▸ **REQUIREMENT**:
Exclude the pictures, then quote exactly the lines from the one holding "Extract all readable text from this page." through the last line of the records.
start SUPPLIED RECORDS
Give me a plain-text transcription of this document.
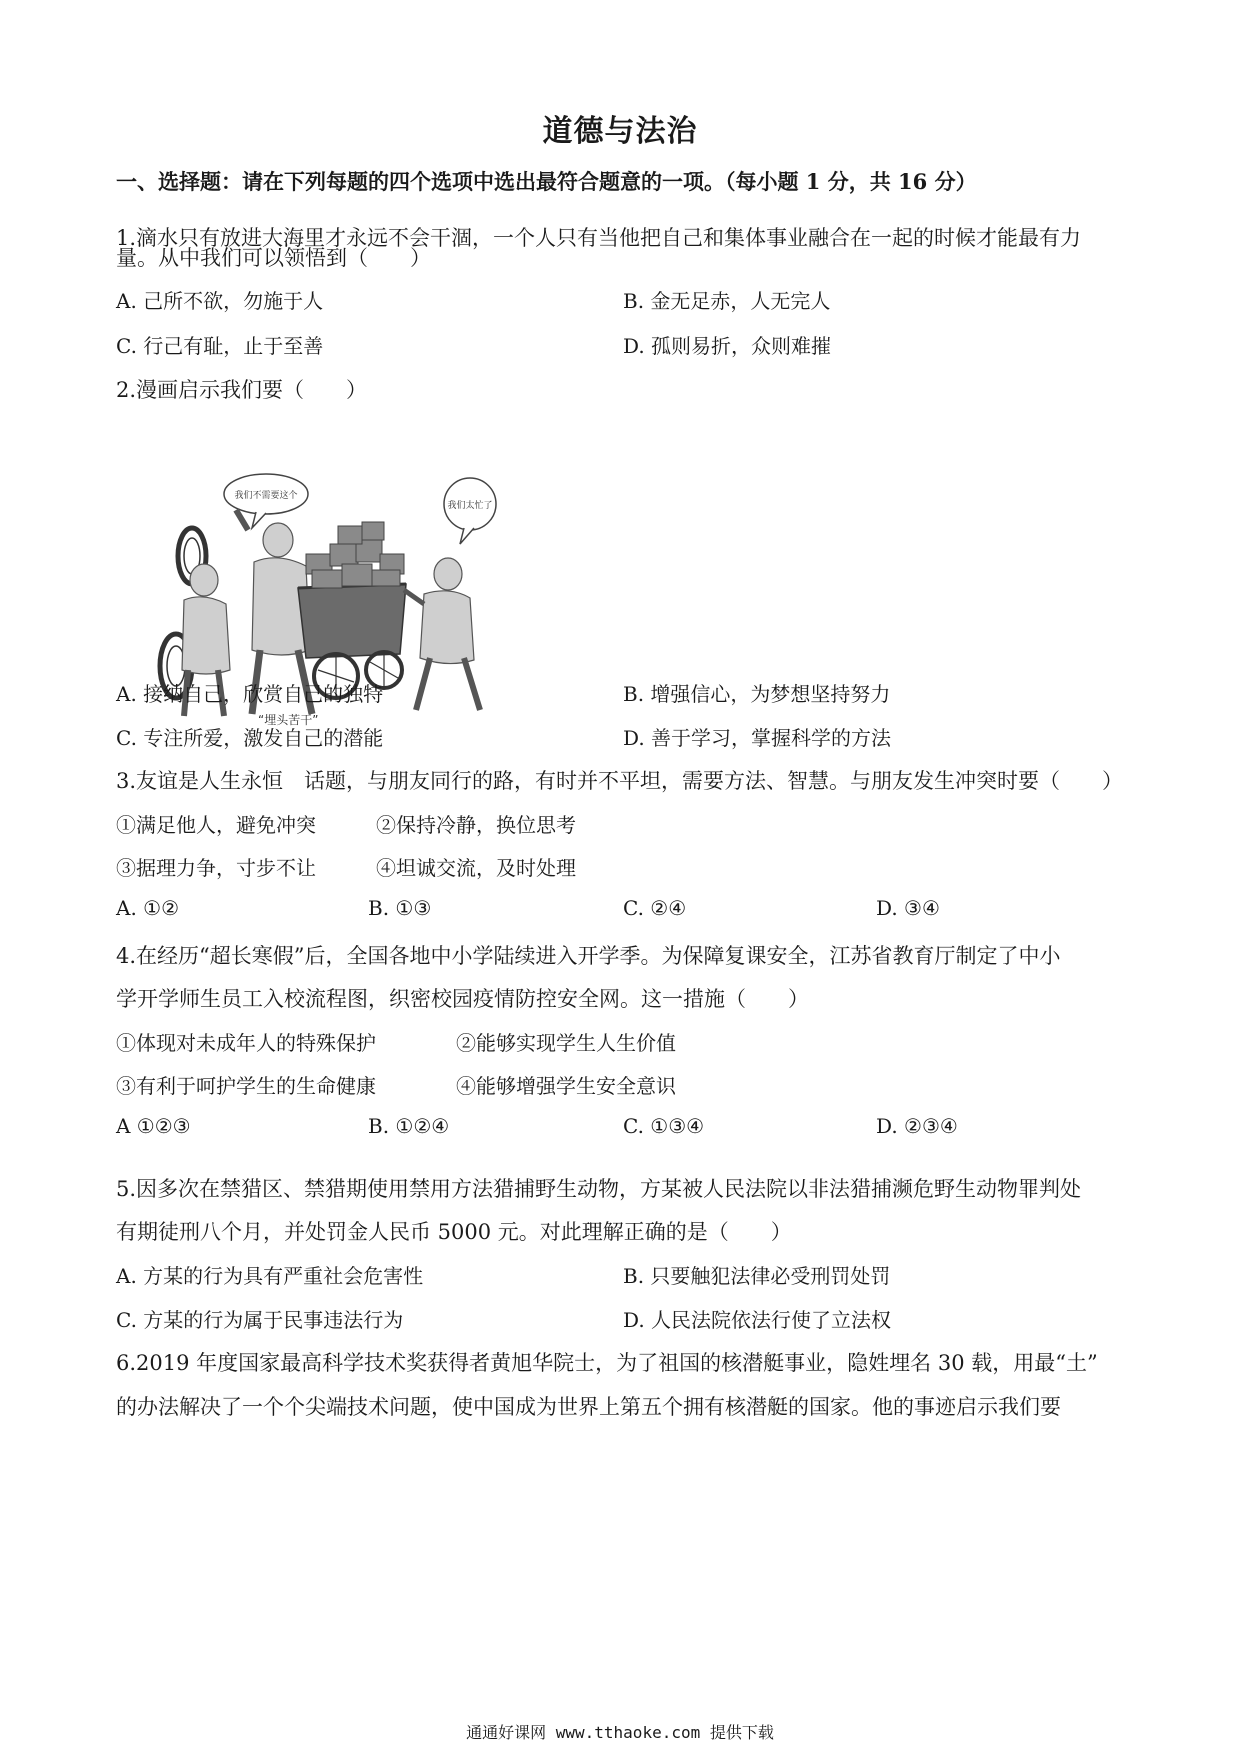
道德与法治
一、选择题：请在下列每题的四个选项中选出最符合题意的一项。（每小题 1 分，共 16 分）
1.滴水只有放进大海里才永远不会干涸，一个人只有当他把自己和集体事业融合在一起的时候才能最有力
量。从中我们可以领悟到（　　）
A. 己所不欲，勿施于人	B. 金无足赤，人无完人
C. 行己有耻，止于至善	D. 孤则易折，众则难摧
2.漫画启示我们要（　　）
我们不需要这个
我们太忙了
“埋头苦干”
A. 接纳自己，欣赏自己的独特	B. 增强信心，为梦想坚持努力
C. 专注所爱，激发自己的潜能	D. 善于学习，掌握科学的方法
3.友谊是人生永恒　话题，与朋友同行的路，有时并不平坦，需要方法、智慧。与朋友发生冲突时要（　　）
①满足他人，避免冲突	②保持冷静，换位思考
③据理力争，寸步不让	④坦诚交流，及时处理
A. ①②	B. ①③	C. ②④	D. ③④
4.在经历“超长寒假”后，全国各地中小学陆续进入开学季。为保障复课安全，江苏省教育厅制定了中小
学开学师生员工入校流程图，织密校园疫情防控安全网。这一措施（　　）
①体现对未成年人的特殊保护	②能够实现学生人生价值
③有利于呵护学生的生命健康	④能够增强学生安全意识
A ①②③	B. ①②④	C. ①③④	D. ②③④
5.因多次在禁猎区、禁猎期使用禁用方法猎捕野生动物，方某被人民法院以非法猎捕濒危野生动物罪判处
有期徒刑八个月，并处罚金人民币 5000 元。对此理解正确的是（　　）
A. 方某的行为具有严重社会危害性	B. 只要触犯法律必受刑罚处罚
C. 方某的行为属于民事违法行为	D. 人民法院依法行使了立法权
6.2019 年度国家最高科学技术奖获得者黄旭华院士，为了祖国的核潜艇事业，隐姓埋名 30 载，用最“土”
的办法解决了一个个尖端技术问题，使中国成为世界上第五个拥有核潜艇的国家。他的事迹启示我们要
通通好课网 www.tthaoke.com 提供下载
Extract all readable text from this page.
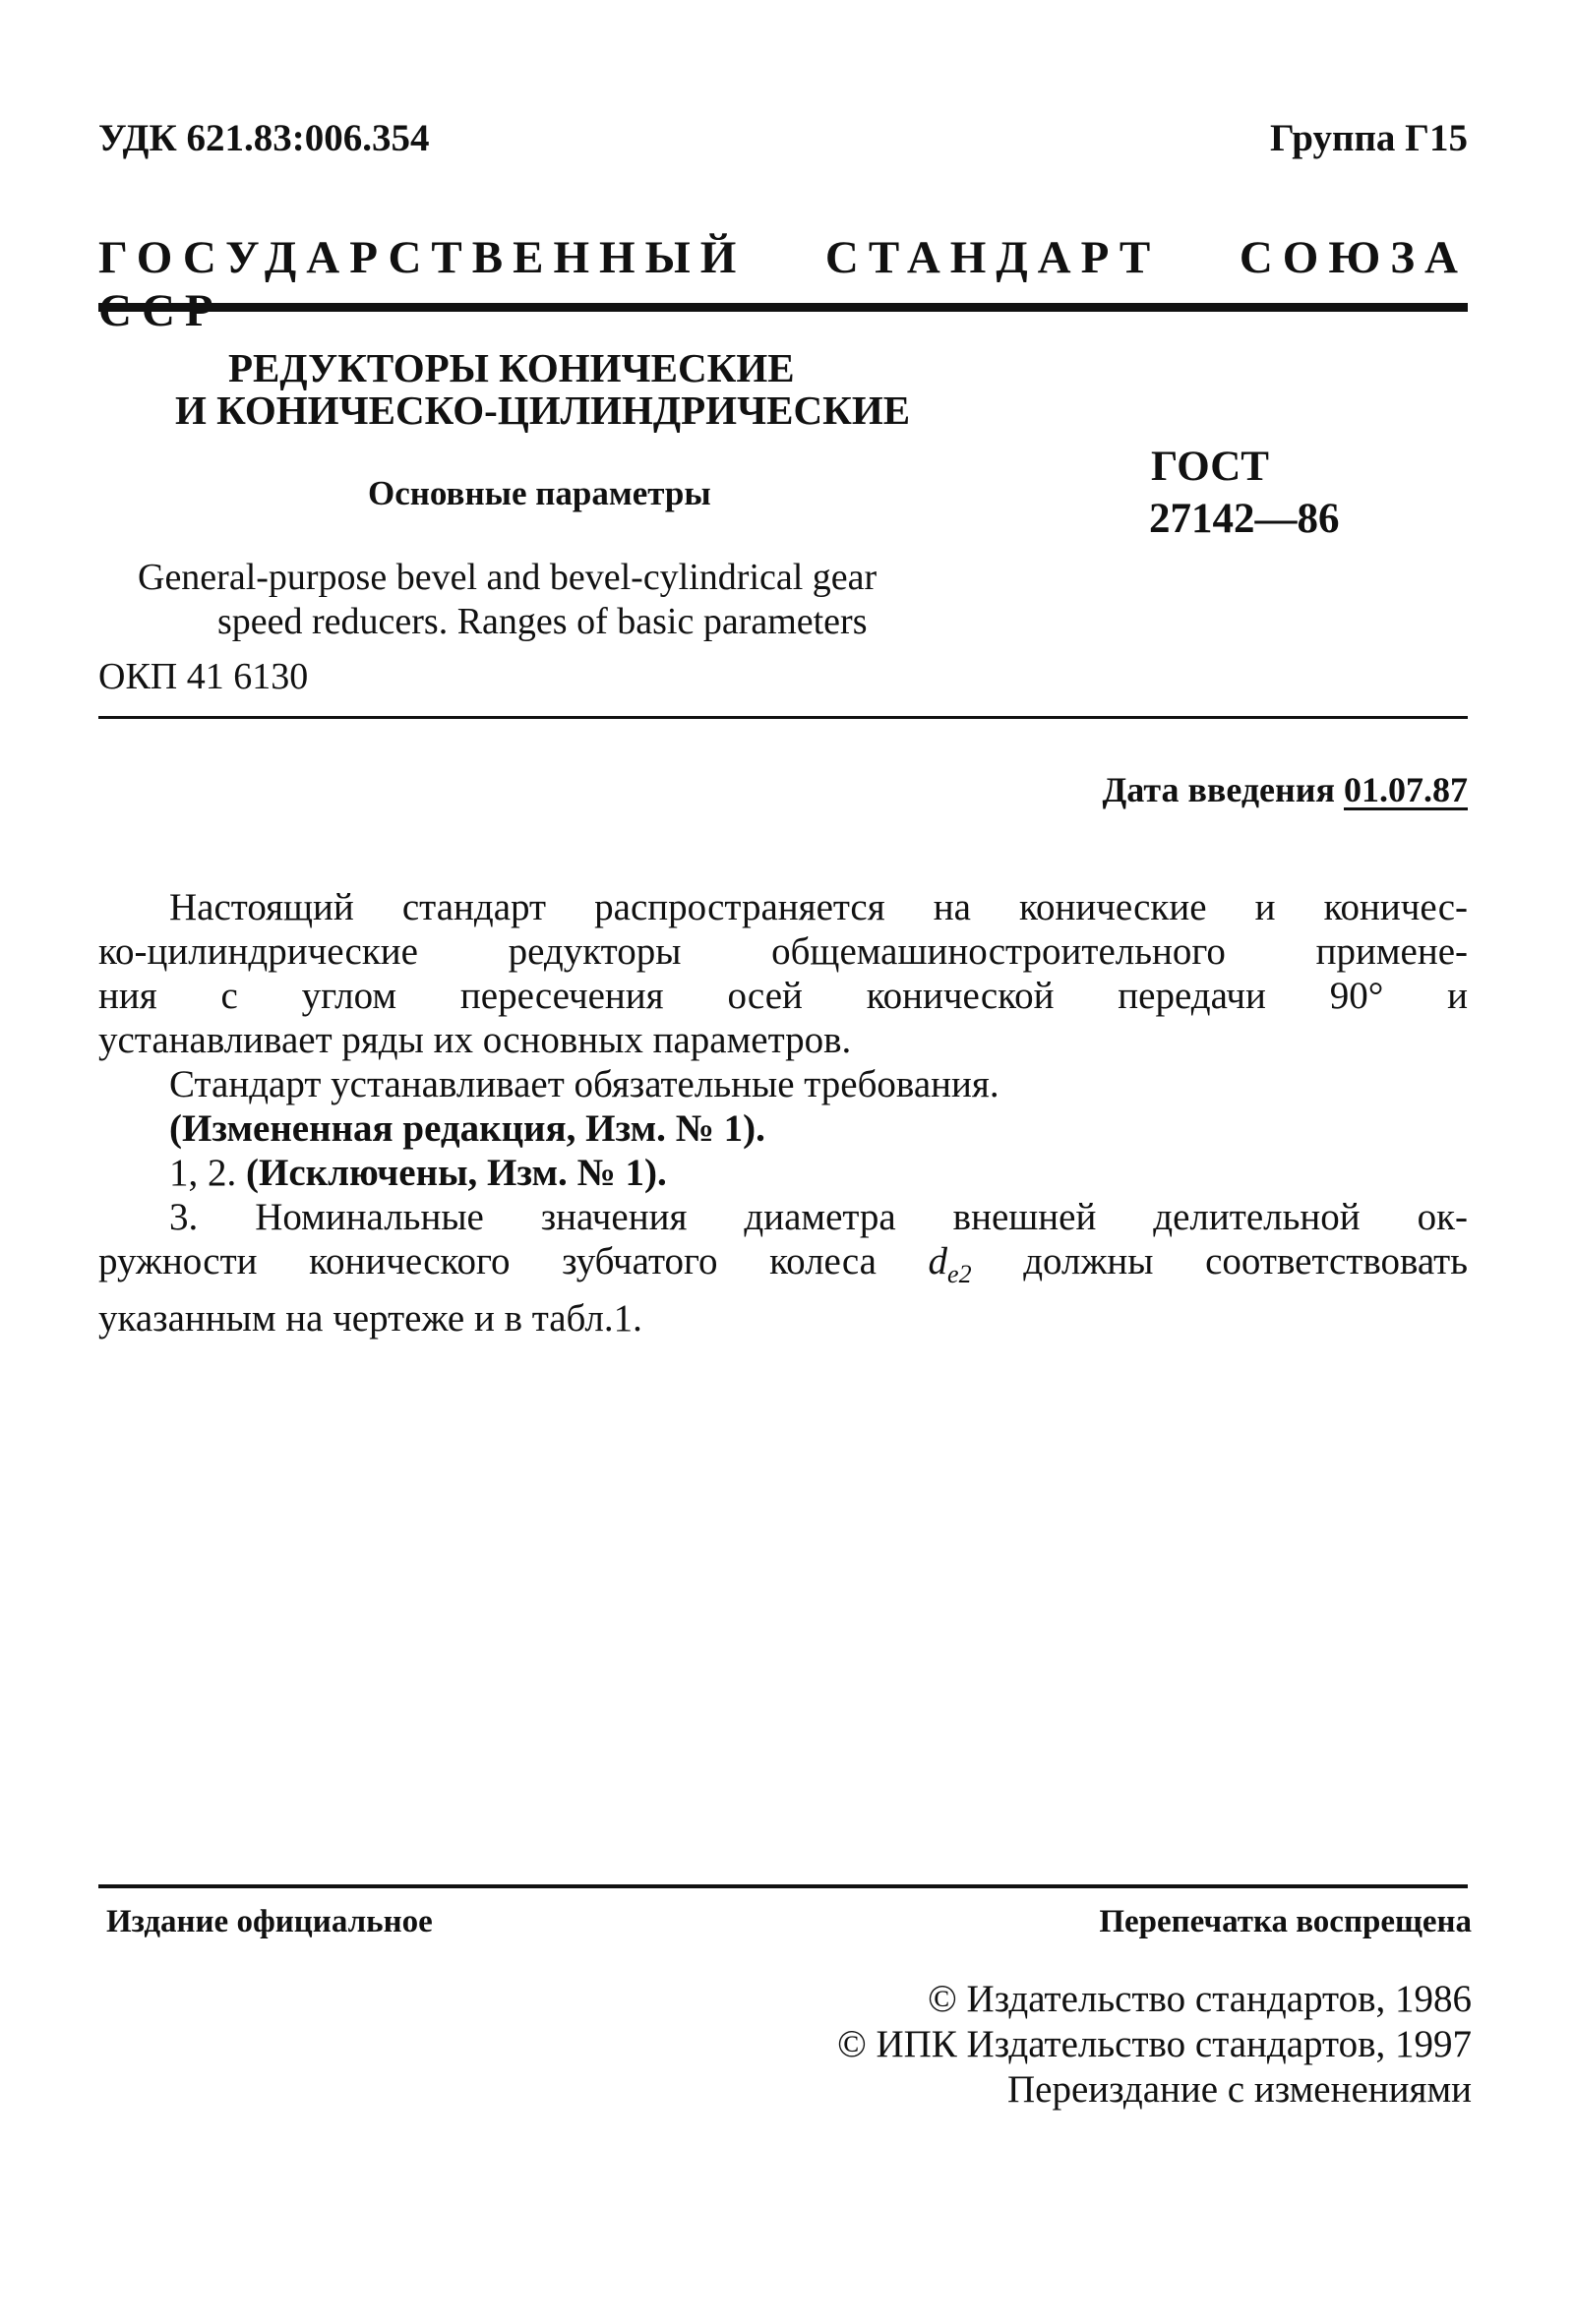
УДК 621.83:006.354	Группа Г15
ГОСУДАРСТВЕННЫЙ СТАНДАРТ СОЮЗА
РЕДУКТОРЫ КОНИЧЕСКИЕ
И КОНИЧЕСКО-ЦИЛИНДРИЧЕСКИЕ
Основные параметры
ГОСТ
27142—86
General-purpose bevel and bevel-cylindrical gear
speed reducers. Ranges of basic parameters
ОКП 41 6130
Дата введения 01.07.87

Настоящий стандарт распространяется на конические и коничес-

ко-цилиндрические редукторы общемашиностроительного примене-

ния с углом пересечения осей конической передачи 90° и

устанавливает ряды их основных параметров.

Стандарт устанавливает обязательные требования.

(Измененная редакция, Изм. № 1).

1, 2. (Исключены, Изм. № 1).

3. Номинальные значения диаметра внешней делительной ок-

ружности конического зубчатого колеса $d_{e2}$ должны соответствовать

указанным на чертеже и в табл.1.

Издание официальное	Перепечатка воспрещена
© Издательство стандартов, 1986
© ИПК Издательство стандартов, 1997
Переиздание с изменениями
end SUPPLIED RECORDS
▸ **CORRECT RESULT**:
Extract all readable text from this page.
УДК 621.83:006.354	Группа Г15
ГОСУДАРСТВЕННЫЙ СТАНДАРТ СОЮЗА
РЕДУКТОРЫ КОНИЧЕСКИЕ
И КОНИЧЕСКО-ЦИЛИНДРИЧЕСКИЕ
Основные параметры
ГОСТ
27142—86
General-purpose bevel and bevel-cylindrical gear
speed reducers. Ranges of basic parameters
ОКП 41 6130
Дата введения 01.07.87

Настоящий стандарт распространяется на конические и коничес-

ко-цилиндрические редукторы общемашиностроительного примене-

ния с углом пересечения осей конической передачи 90° и

устанавливает ряды их основных параметров.

Стандарт устанавливает обязательные требования.

(Измененная редакция, Изм. № 1).

1, 2. (Исключены, Изм. № 1).

3. Номинальные значения диаметра внешней делительной ок-

ружности конического зубчатого колеса $d_{e2}$ должны соответствовать

указанным на чертеже и в табл.1.

Издание официальное	Перепечатка воспрещена
© Издательство стандартов, 1986
© ИПК Издательство стандартов, 1997
Переиздание с изменениями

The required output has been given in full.